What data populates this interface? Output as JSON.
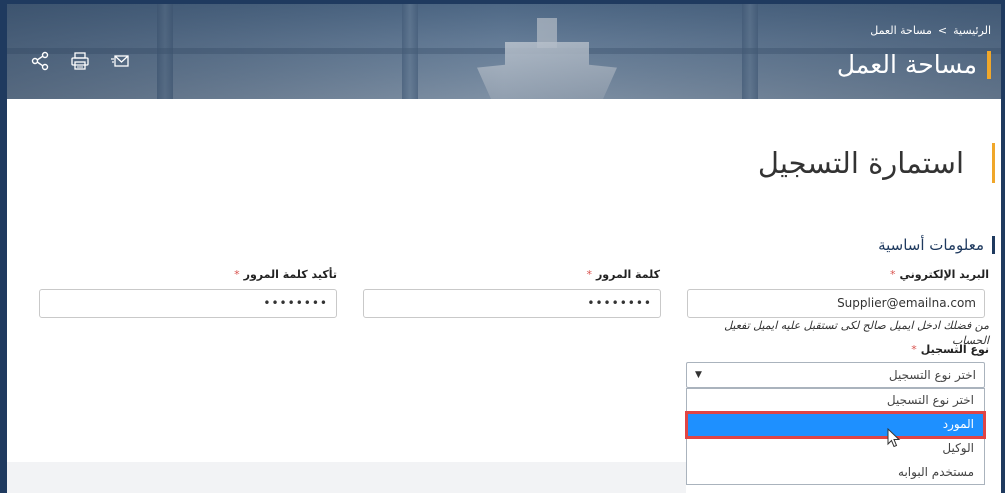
{
  "breadcrumb": {
    "home": "الرئيسية",
    "separator": ">",
    "current": "مساحة العمل"
  },
  "header": {
    "title": "مساحة العمل",
    "icons": [
      "share-icon",
      "print-icon",
      "email-icon"
    ]
  },
  "form": {
    "title": "استمارة التسجيل",
    "section_title": "معلومات أساسية",
    "required_marker": "*",
    "email": {
      "label": "البريد الإلكتروني",
      "value": "Supplier@emailna.com",
      "hint": "من فضلك ادخل ايميل صالح لكى تستقبل عليه ايميل تفعيل الحساب"
    },
    "password": {
      "label": "كلمة المرور",
      "value": "••••••••"
    },
    "confirm_password": {
      "label": "تأكيد كلمة المرور",
      "value": "••••••••"
    },
    "registration_type": {
      "label": "نوع التسجيل",
      "selected": "اختر نوع التسجيل",
      "options": [
        "اختر نوع التسجيل",
        "المورد",
        "الوكيل",
        "مستخدم البوابه"
      ],
      "highlighted_index": 1
    }
  },
  "colors": {
    "accent": "#f0a72a",
    "navy": "#1f3a5f",
    "highlight": "#1e90ff",
    "highlight_border": "#e04545"
  }
}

□ □ □ □

### Job
Each line with the string "اختر" in it needs to be found and copied.

### Exercise response
      "selected": "اختر نوع التسجيل",
        "اختر نوع التسجيل",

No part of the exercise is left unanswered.